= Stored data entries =
====
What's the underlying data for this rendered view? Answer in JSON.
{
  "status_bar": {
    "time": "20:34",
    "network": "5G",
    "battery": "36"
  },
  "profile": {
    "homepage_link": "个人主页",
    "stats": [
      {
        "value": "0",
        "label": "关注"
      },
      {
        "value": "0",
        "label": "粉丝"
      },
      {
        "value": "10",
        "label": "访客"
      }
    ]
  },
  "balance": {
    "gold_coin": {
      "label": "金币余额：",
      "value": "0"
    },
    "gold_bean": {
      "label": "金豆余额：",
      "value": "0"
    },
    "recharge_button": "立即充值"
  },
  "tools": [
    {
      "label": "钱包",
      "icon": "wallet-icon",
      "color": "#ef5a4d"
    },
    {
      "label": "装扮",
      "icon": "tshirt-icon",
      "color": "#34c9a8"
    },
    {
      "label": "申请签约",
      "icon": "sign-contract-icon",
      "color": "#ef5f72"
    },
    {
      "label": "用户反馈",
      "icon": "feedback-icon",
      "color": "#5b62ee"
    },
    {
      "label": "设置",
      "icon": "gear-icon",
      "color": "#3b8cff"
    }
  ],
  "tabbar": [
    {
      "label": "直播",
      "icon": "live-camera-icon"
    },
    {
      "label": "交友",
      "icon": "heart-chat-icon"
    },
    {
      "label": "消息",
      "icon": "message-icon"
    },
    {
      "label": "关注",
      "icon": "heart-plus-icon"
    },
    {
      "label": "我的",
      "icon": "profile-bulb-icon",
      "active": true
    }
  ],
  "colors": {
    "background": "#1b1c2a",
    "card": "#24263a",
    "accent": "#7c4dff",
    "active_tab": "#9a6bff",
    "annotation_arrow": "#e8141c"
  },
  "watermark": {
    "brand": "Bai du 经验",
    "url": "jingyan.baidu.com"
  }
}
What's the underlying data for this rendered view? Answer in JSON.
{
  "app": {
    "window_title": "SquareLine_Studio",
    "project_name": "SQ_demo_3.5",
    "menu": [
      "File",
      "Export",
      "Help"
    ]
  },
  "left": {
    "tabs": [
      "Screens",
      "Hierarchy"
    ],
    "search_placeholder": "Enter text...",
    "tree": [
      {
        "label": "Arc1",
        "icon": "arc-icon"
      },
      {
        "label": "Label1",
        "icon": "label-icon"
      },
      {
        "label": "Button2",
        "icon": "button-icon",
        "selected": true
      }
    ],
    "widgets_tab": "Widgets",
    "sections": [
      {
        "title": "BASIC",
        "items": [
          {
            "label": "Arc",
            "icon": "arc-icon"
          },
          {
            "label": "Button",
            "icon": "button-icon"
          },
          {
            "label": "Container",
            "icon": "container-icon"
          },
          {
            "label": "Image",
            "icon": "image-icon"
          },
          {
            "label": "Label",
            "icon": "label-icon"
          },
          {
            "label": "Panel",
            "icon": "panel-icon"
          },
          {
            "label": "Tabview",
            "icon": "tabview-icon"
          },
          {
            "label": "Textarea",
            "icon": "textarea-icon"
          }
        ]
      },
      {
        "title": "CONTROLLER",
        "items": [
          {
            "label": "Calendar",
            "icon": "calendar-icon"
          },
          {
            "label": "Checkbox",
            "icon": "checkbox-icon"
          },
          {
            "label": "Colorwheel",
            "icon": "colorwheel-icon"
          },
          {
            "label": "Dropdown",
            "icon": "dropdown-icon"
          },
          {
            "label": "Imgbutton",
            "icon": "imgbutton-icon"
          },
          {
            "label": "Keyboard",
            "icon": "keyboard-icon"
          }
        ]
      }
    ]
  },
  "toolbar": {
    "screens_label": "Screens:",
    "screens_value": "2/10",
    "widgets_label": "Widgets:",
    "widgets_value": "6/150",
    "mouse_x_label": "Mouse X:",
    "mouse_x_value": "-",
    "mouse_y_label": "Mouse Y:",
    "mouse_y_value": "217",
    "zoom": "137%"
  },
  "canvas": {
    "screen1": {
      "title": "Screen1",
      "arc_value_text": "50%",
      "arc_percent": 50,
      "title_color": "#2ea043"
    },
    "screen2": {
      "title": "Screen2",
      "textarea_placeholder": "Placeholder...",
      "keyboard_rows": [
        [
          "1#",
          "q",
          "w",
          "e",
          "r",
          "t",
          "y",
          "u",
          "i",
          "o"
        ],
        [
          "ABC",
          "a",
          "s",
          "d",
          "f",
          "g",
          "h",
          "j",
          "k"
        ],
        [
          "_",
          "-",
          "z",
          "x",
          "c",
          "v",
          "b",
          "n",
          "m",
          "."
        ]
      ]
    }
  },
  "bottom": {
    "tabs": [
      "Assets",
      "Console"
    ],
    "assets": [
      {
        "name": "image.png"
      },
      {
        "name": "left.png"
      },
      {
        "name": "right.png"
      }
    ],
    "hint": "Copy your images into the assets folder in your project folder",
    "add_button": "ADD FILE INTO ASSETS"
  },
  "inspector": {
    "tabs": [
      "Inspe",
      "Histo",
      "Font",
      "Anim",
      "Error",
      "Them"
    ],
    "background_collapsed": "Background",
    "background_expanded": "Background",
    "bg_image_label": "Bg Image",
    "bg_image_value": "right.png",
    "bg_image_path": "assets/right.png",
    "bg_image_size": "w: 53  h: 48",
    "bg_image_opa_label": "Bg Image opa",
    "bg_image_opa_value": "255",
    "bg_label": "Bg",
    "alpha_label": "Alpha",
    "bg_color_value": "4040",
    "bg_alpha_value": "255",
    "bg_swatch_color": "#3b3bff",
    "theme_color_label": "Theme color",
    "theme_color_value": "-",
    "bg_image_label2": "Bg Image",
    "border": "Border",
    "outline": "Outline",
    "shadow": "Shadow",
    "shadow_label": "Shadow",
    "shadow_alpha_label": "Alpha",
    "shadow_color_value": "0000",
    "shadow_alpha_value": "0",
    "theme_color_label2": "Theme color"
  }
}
====
= Exercise requirements =
Print the whole listing again, exactly.

= Output of the task =
What's the underlying data for this rendered view? Answer in JSON.
{
  "status_bar": {
    "time": "20:34",
    "network": "5G",
    "battery": "36"
  },
  "profile": {
    "homepage_link": "个人主页",
    "stats": [
      {
        "value": "0",
        "label": "关注"
      },
      {
        "value": "0",
        "label": "粉丝"
      },
      {
        "value": "10",
        "label": "访客"
      }
    ]
  },
  "balance": {
    "gold_coin": {
      "label": "金币余额：",
      "value": "0"
    },
    "gold_bean": {
      "label": "金豆余额：",
      "value": "0"
    },
    "recharge_button": "立即充值"
  },
  "tools": [
    {
      "label": "钱包",
      "icon": "wallet-icon",
      "color": "#ef5a4d"
    },
    {
      "label": "装扮",
      "icon": "tshirt-icon",
      "color": "#34c9a8"
    },
    {
      "label": "申请签约",
      "icon": "sign-contract-icon",
      "color": "#ef5f72"
    },
    {
      "label": "用户反馈",
      "icon": "feedback-icon",
      "color": "#5b62ee"
    },
    {
      "label": "设置",
      "icon": "gear-icon",
      "color": "#3b8cff"
    }
  ],
  "tabbar": [
    {
      "label": "直播",
      "icon": "live-camera-icon"
    },
    {
      "label": "交友",
      "icon": "heart-chat-icon"
    },
    {
      "label": "消息",
      "icon": "message-icon"
    },
    {
      "label": "关注",
      "icon": "heart-plus-icon"
    },
    {
      "label": "我的",
      "icon": "profile-bulb-icon",
      "active": true
    }
  ],
  "colors": {
    "background": "#1b1c2a",
    "card": "#24263a",
    "accent": "#7c4dff",
    "active_tab": "#9a6bff",
    "annotation_arrow": "#e8141c"
  },
  "watermark": {
    "brand": "Bai du 经验",
    "url": "jingyan.baidu.com"
  }
}
What's the underlying data for this rendered view? Answer in JSON.
{
  "app": {
    "window_title": "SquareLine_Studio",
    "project_name": "SQ_demo_3.5",
    "menu": [
      "File",
      "Export",
      "Help"
    ]
  },
  "left": {
    "tabs": [
      "Screens",
      "Hierarchy"
    ],
    "search_placeholder": "Enter text...",
    "tree": [
      {
        "label": "Arc1",
        "icon": "arc-icon"
      },
      {
        "label": "Label1",
        "icon": "label-icon"
      },
      {
        "label": "Button2",
        "icon": "button-icon",
        "selected": true
      }
    ],
    "widgets_tab": "Widgets",
    "sections": [
      {
        "title": "BASIC",
        "items": [
          {
            "label": "Arc",
            "icon": "arc-icon"
          },
          {
            "label": "Button",
            "icon": "button-icon"
          },
          {
            "label": "Container",
            "icon": "container-icon"
          },
          {
            "label": "Image",
            "icon": "image-icon"
          },
          {
            "label": "Label",
            "icon": "label-icon"
          },
          {
            "label": "Panel",
            "icon": "panel-icon"
          },
          {
            "label": "Tabview",
            "icon": "tabview-icon"
          },
          {
            "label": "Textarea",
            "icon": "textarea-icon"
          }
        ]
      },
      {
        "title": "CONTROLLER",
        "items": [
          {
            "label": "Calendar",
            "icon": "calendar-icon"
          },
          {
            "label": "Checkbox",
            "icon": "checkbox-icon"
          },
          {
            "label": "Colorwheel",
            "icon": "colorwheel-icon"
          },
          {
            "label": "Dropdown",
            "icon": "dropdown-icon"
          },
          {
            "label": "Imgbutton",
            "icon": "imgbutton-icon"
          },
          {
            "label": "Keyboard",
            "icon": "keyboard-icon"
          }
        ]
      }
    ]
  },
  "toolbar": {
    "screens_label": "Screens:",
    "screens_value": "2/10",
    "widgets_label": "Widgets:",
    "widgets_value": "6/150",
    "mouse_x_label": "Mouse X:",
    "mouse_x_value": "-",
    "mouse_y_label": "Mouse Y:",
    "mouse_y_value": "217",
    "zoom": "137%"
  },
  "canvas": {
    "screen1": {
      "title": "Screen1",
      "arc_value_text": "50%",
      "arc_percent": 50,
      "title_color": "#2ea043"
    },
    "screen2": {
      "title": "Screen2",
      "textarea_placeholder": "Placeholder...",
      "keyboard_rows": [
        [
          "1#",
          "q",
          "w",
          "e",
          "r",
          "t",
          "y",
          "u",
          "i",
          "o"
        ],
        [
          "ABC",
          "a",
          "s",
          "d",
          "f",
          "g",
          "h",
          "j",
          "k"
        ],
        [
          "_",
          "-",
          "z",
          "x",
          "c",
          "v",
          "b",
          "n",
          "m",
          "."
        ]
      ]
    }
  },
  "bottom": {
    "tabs": [
      "Assets",
      "Console"
    ],
    "assets": [
      {
        "name": "image.png"
      },
      {
        "name": "left.png"
      },
      {
        "name": "right.png"
      }
    ],
    "hint": "Copy your images into the assets folder in your project folder",
    "add_button": "ADD FILE INTO ASSETS"
  },
  "inspector": {
    "tabs": [
      "Inspe",
      "Histo",
      "Font",
      "Anim",
      "Error",
      "Them"
    ],
    "background_collapsed": "Background",
    "background_expanded": "Background",
    "bg_image_label": "Bg Image",
    "bg_image_value": "right.png",
    "bg_image_path": "assets/right.png",
    "bg_image_size": "w: 53  h: 48",
    "bg_image_opa_label": "Bg Image opa",
    "bg_image_opa_value": "255",
    "bg_label": "Bg",
    "alpha_label": "Alpha",
    "bg_color_value": "4040",
    "bg_alpha_value": "255",
    "bg_swatch_color": "#3b3bff",
    "theme_color_label": "Theme color",
    "theme_color_value": "-",
    "bg_image_label2": "Bg Image",
    "border": "Border",
    "outline": "Outline",
    "shadow": "Shadow",
    "shadow_label": "Shadow",
    "shadow_alpha_label": "Alpha",
    "shadow_color_value": "0000",
    "shadow_alpha_value": "0",
    "theme_color_label2": "Theme color"
  }
}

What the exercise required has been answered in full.